*SET PROBLEM*
Reproduce the entries exactly, from their first line through the line that contains "- x-tick-label-2020: 2020: [1376, 1320, 1483, 1369]", including both of those lines.

*INFORMATION SUPPLIED*
# # # # # # #

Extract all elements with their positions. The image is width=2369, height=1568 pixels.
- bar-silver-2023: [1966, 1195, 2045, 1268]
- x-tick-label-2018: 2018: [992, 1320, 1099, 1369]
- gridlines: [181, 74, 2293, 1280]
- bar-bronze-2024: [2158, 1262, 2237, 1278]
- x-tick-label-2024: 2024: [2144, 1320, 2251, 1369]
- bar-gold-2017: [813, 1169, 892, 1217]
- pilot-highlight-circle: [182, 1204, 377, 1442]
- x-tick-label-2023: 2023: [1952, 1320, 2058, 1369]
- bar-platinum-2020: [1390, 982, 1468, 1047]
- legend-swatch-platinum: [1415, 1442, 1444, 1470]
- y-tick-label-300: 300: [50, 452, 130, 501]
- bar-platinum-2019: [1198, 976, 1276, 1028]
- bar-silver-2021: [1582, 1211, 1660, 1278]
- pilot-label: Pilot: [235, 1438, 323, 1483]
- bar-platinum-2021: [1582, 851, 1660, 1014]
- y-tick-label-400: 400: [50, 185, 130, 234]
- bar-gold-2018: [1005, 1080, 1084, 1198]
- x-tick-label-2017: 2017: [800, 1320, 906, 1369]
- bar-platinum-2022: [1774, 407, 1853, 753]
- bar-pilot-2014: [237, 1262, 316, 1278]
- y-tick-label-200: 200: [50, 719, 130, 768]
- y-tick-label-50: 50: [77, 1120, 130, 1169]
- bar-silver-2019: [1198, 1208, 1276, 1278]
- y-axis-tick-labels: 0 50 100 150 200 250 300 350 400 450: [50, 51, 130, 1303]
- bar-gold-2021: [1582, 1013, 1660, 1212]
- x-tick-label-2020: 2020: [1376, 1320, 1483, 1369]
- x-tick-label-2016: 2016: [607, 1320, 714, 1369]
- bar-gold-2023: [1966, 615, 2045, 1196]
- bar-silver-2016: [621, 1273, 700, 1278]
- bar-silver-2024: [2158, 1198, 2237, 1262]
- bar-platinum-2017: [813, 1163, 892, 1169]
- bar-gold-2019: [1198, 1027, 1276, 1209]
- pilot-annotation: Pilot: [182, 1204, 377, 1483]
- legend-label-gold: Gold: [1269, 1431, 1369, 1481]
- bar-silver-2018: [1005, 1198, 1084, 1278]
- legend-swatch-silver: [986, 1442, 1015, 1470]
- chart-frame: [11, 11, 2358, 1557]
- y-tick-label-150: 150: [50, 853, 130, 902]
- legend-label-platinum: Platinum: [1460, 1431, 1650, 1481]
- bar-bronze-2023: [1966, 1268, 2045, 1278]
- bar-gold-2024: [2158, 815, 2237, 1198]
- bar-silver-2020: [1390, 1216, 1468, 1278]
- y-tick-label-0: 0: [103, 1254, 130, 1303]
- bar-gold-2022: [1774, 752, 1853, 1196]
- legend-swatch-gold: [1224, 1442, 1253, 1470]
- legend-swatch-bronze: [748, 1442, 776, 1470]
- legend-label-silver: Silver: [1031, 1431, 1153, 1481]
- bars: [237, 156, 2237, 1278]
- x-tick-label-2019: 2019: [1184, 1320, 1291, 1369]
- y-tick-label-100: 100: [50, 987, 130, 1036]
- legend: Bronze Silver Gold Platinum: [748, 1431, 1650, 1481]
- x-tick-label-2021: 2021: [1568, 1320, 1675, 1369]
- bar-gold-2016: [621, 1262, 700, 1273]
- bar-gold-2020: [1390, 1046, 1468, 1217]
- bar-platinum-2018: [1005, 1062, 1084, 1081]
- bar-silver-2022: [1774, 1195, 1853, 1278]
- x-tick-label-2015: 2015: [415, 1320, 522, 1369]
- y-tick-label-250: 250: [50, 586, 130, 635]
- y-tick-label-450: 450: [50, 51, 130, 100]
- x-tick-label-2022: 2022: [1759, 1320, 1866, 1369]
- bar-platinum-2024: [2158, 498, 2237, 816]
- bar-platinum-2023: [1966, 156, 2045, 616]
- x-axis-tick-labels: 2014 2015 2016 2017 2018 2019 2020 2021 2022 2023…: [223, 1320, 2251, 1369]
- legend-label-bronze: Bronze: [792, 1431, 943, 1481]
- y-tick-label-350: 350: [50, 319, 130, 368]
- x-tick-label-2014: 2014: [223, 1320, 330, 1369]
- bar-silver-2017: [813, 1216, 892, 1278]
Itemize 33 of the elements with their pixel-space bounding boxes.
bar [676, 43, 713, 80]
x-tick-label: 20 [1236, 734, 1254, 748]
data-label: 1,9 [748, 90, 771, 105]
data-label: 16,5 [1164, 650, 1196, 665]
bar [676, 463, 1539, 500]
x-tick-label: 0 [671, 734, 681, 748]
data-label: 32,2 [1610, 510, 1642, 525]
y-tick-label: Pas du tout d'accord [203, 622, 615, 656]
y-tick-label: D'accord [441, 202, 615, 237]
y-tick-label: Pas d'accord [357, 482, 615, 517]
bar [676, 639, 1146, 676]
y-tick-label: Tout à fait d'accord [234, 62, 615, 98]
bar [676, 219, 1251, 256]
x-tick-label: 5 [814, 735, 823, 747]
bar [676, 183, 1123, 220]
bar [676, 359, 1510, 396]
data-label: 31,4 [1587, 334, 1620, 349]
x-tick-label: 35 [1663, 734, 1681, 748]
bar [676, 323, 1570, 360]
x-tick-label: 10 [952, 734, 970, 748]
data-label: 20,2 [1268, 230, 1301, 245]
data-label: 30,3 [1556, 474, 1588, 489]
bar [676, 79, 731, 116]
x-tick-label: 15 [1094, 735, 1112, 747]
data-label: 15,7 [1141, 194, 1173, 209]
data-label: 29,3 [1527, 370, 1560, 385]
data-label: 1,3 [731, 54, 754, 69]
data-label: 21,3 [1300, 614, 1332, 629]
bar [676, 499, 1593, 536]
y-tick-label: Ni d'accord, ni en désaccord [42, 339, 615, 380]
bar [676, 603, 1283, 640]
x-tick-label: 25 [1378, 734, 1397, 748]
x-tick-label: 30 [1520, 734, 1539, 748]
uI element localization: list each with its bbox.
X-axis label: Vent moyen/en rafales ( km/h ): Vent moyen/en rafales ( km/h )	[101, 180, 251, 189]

# # # # # # #

*TASK ANSWER*
Extract all elements with their positions. The image is width=2369, height=1568 pixels.
- bar-silver-2023: [1966, 1195, 2045, 1268]
- x-tick-label-2018: 2018: [992, 1320, 1099, 1369]
- gridlines: [181, 74, 2293, 1280]
- bar-bronze-2024: [2158, 1262, 2237, 1278]
- x-tick-label-2024: 2024: [2144, 1320, 2251, 1369]
- bar-gold-2017: [813, 1169, 892, 1217]
- pilot-highlight-circle: [182, 1204, 377, 1442]
- x-tick-label-2023: 2023: [1952, 1320, 2058, 1369]
- bar-platinum-2020: [1390, 982, 1468, 1047]
- legend-swatch-platinum: [1415, 1442, 1444, 1470]
- y-tick-label-300: 300: [50, 452, 130, 501]
- bar-platinum-2019: [1198, 976, 1276, 1028]
- bar-silver-2021: [1582, 1211, 1660, 1278]
- pilot-label: Pilot: [235, 1438, 323, 1483]
- bar-platinum-2021: [1582, 851, 1660, 1014]
- y-tick-label-400: 400: [50, 185, 130, 234]
- bar-gold-2018: [1005, 1080, 1084, 1198]
- x-tick-label-2017: 2017: [800, 1320, 906, 1369]
- bar-platinum-2022: [1774, 407, 1853, 753]
- bar-pilot-2014: [237, 1262, 316, 1278]
- y-tick-label-200: 200: [50, 719, 130, 768]
- y-tick-label-50: 50: [77, 1120, 130, 1169]
- bar-silver-2019: [1198, 1208, 1276, 1278]
- y-axis-tick-labels: 0 50 100 150 200 250 300 350 400 450: [50, 51, 130, 1303]
- bar-gold-2021: [1582, 1013, 1660, 1212]
- x-tick-label-2020: 2020: [1376, 1320, 1483, 1369]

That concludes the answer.